■ **What you should do**
Rewrite the material below, changing every occurrence of "affiliation-text" to "affiliation-line" and leaving everything else unchanged.

■ **Supplied data**

==========

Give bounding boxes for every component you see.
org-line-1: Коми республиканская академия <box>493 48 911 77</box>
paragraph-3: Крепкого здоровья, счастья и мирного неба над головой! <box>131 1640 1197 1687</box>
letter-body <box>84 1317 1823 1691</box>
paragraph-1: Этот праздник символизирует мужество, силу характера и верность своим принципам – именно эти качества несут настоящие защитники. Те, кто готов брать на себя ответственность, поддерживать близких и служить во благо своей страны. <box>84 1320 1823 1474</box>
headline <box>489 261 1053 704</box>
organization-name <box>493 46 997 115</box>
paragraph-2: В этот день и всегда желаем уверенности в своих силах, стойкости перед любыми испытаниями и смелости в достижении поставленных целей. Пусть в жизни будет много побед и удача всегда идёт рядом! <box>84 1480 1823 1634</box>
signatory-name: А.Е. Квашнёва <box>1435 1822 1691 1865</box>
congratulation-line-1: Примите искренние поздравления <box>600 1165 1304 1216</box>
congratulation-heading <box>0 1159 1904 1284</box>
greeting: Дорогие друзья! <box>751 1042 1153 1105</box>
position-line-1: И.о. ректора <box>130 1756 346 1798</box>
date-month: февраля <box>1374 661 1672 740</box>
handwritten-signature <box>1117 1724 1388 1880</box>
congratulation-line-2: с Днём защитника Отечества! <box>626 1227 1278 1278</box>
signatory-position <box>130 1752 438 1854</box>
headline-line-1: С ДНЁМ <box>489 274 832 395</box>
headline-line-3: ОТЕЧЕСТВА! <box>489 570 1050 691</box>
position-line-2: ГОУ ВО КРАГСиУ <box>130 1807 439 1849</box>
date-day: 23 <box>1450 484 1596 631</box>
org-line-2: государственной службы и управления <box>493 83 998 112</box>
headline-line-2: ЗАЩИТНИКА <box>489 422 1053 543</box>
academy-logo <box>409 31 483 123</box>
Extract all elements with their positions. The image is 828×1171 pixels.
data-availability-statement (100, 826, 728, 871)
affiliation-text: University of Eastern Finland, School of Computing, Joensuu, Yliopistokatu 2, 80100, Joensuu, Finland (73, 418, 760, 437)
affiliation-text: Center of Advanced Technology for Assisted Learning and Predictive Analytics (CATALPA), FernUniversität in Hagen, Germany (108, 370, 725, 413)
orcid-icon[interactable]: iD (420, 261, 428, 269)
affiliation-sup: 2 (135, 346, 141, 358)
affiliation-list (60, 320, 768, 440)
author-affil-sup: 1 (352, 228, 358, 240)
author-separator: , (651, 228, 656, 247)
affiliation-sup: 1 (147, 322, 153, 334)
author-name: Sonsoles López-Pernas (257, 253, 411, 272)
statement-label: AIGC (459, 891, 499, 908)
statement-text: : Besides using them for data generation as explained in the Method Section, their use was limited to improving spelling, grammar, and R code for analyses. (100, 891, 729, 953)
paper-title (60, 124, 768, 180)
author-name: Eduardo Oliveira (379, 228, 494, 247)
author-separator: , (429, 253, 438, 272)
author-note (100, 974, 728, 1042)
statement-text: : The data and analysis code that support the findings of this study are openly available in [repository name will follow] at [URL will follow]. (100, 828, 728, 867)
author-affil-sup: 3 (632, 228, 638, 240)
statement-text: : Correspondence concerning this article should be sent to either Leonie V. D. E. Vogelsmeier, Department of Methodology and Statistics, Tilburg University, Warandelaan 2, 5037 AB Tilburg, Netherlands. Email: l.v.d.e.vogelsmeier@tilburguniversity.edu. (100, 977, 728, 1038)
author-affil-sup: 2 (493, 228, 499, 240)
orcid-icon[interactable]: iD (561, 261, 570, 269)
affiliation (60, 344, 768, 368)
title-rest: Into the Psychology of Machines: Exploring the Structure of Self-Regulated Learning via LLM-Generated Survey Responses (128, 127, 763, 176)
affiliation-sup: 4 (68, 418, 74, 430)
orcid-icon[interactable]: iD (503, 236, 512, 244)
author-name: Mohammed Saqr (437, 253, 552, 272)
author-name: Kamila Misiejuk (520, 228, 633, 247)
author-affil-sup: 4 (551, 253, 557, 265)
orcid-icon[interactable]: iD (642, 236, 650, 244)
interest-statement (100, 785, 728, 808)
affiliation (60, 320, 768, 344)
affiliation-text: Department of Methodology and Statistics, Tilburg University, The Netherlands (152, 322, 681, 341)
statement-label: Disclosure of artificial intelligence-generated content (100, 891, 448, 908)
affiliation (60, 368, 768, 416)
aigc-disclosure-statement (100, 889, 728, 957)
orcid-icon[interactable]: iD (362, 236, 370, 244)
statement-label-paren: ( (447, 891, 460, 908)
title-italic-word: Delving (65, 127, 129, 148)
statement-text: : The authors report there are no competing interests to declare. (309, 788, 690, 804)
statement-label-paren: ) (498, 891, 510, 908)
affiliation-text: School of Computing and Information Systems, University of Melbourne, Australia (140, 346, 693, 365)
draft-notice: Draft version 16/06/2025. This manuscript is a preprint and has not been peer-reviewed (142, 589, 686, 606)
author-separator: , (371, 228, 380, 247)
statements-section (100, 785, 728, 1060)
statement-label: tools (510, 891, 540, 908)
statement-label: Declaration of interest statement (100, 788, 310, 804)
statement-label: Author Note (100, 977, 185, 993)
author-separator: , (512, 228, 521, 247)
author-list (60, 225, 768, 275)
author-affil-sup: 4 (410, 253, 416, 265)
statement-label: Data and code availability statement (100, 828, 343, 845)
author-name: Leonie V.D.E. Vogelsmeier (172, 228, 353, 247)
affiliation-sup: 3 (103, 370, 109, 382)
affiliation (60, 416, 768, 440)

==========

■ **The reply**
Give bounding boxes for every component you see.
org-line-1: Коми республиканская академия <box>493 48 911 77</box>
paragraph-3: Крепкого здоровья, счастья и мирного неба над головой! <box>131 1640 1197 1687</box>
letter-body <box>84 1317 1823 1691</box>
paragraph-1: Этот праздник символизирует мужество, силу характера и верность своим принципам – именно эти качества несут настоящие защитники. Те, кто готов брать на себя ответственность, поддерживать близких и служить во благо своей страны. <box>84 1320 1823 1474</box>
headline <box>489 261 1053 704</box>
organization-name <box>493 46 997 115</box>
paragraph-2: В этот день и всегда желаем уверенности в своих силах, стойкости перед любыми испытаниями и смелости в достижении поставленных целей. Пусть в жизни будет много побед и удача всегда идёт рядом! <box>84 1480 1823 1634</box>
signatory-name: А.Е. Квашнёва <box>1435 1822 1691 1865</box>
congratulation-line-1: Примите искренние поздравления <box>600 1165 1304 1216</box>
congratulation-heading <box>0 1159 1904 1284</box>
greeting: Дорогие друзья! <box>751 1042 1153 1105</box>
position-line-1: И.о. ректора <box>130 1756 346 1798</box>
date-month: февраля <box>1374 661 1672 740</box>
handwritten-signature <box>1117 1724 1388 1880</box>
congratulation-line-2: с Днём защитника Отечества! <box>626 1227 1278 1278</box>
signatory-position <box>130 1752 438 1854</box>
headline-line-1: С ДНЁМ <box>489 274 832 395</box>
headline-line-3: ОТЕЧЕСТВА! <box>489 570 1050 691</box>
position-line-2: ГОУ ВО КРАГСиУ <box>130 1807 439 1849</box>
date-day: 23 <box>1450 484 1596 631</box>
org-line-2: государственной службы и управления <box>493 83 998 112</box>
headline-line-2: ЗАЩИТНИКА <box>489 422 1053 543</box>
academy-logo <box>409 31 483 123</box>
Extract all elements with their positions. The image is 828×1171 pixels.
data-availability-statement (100, 826, 728, 871)
affiliation-line: University of Eastern Finland, School of Computing, Joensuu, Yliopistokatu 2, 80100, Joensuu, Finland (73, 418, 760, 437)
affiliation-line: Center of Advanced Technology for Assisted Learning and Predictive Analytics (CATALPA), FernUniversität in Hagen, Germany (108, 370, 725, 413)
orcid-icon[interactable]: iD (420, 261, 428, 269)
affiliation-sup: 2 (135, 346, 141, 358)
affiliation-list (60, 320, 768, 440)
author-affil-sup: 1 (352, 228, 358, 240)
author-separator: , (651, 228, 656, 247)
affiliation-sup: 1 (147, 322, 153, 334)
author-name: Sonsoles López-Pernas (257, 253, 411, 272)
statement-label: AIGC (459, 891, 499, 908)
statement-text: : Besides using them for data generation as explained in the Method Section, their use was limited to improving spelling, grammar, and R code for analyses. (100, 891, 729, 953)
paper-title (60, 124, 768, 180)
author-name: Eduardo Oliveira (379, 228, 494, 247)
author-separator: , (429, 253, 438, 272)
author-note (100, 974, 728, 1042)
statement-text: : The data and analysis code that support the findings of this study are openly available in [repository name will follow] at [URL will follow]. (100, 828, 728, 867)
author-affil-sup: 3 (632, 228, 638, 240)
statement-text: : Correspondence concerning this article should be sent to either Leonie V. D. E. Vogelsmeier, Department of Methodology and Statistics, Tilburg University, Warandelaan 2, 5037 AB Tilburg, Netherlands. Email: l.v.d.e.vogelsmeier@tilburguniversity.edu. (100, 977, 728, 1038)
author-affil-sup: 2 (493, 228, 499, 240)
orcid-icon[interactable]: iD (561, 261, 570, 269)
affiliation (60, 344, 768, 368)
title-rest: Into the Psychology of Machines: Exploring the Structure of Self-Regulated Learning via LLM-Generated Survey Responses (128, 127, 763, 176)
affiliation-sup: 4 (68, 418, 74, 430)
orcid-icon[interactable]: iD (503, 236, 512, 244)
author-name: Mohammed Saqr (437, 253, 552, 272)
author-name: Kamila Misiejuk (520, 228, 633, 247)
author-affil-sup: 4 (551, 253, 557, 265)
orcid-icon[interactable]: iD (642, 236, 650, 244)
interest-statement (100, 785, 728, 808)
affiliation (60, 320, 768, 344)
affiliation-line: Department of Methodology and Statistics, Tilburg University, The Netherlands (152, 322, 681, 341)
statement-label: Disclosure of artificial intelligence-generated content (100, 891, 448, 908)
affiliation (60, 368, 768, 416)
aigc-disclosure-statement (100, 889, 728, 957)
orcid-icon[interactable]: iD (362, 236, 370, 244)
statement-label-paren: ( (447, 891, 460, 908)
title-italic-word: Delving (65, 127, 129, 148)
statement-text: : The authors report there are no competing interests to declare. (309, 788, 690, 804)
statement-label-paren: ) (498, 891, 510, 908)
affiliation-line: School of Computing and Information Systems, University of Melbourne, Australia (140, 346, 693, 365)
draft-notice: Draft version 16/06/2025. This manuscript is a preprint and has not been peer-reviewed (142, 589, 686, 606)
author-separator: , (371, 228, 380, 247)
statements-section (100, 785, 728, 1060)
statement-label: tools (510, 891, 540, 908)
statement-label: Declaration of interest statement (100, 788, 310, 804)
statement-label: Author Note (100, 977, 185, 993)
author-separator: , (512, 228, 521, 247)
author-list (60, 225, 768, 275)
author-affil-sup: 4 (410, 253, 416, 265)
statement-label: Data and code availability statement (100, 828, 343, 845)
author-name: Leonie V.D.E. Vogelsmeier (172, 228, 353, 247)
affiliation-sup: 3 (103, 370, 109, 382)
affiliation (60, 416, 768, 440)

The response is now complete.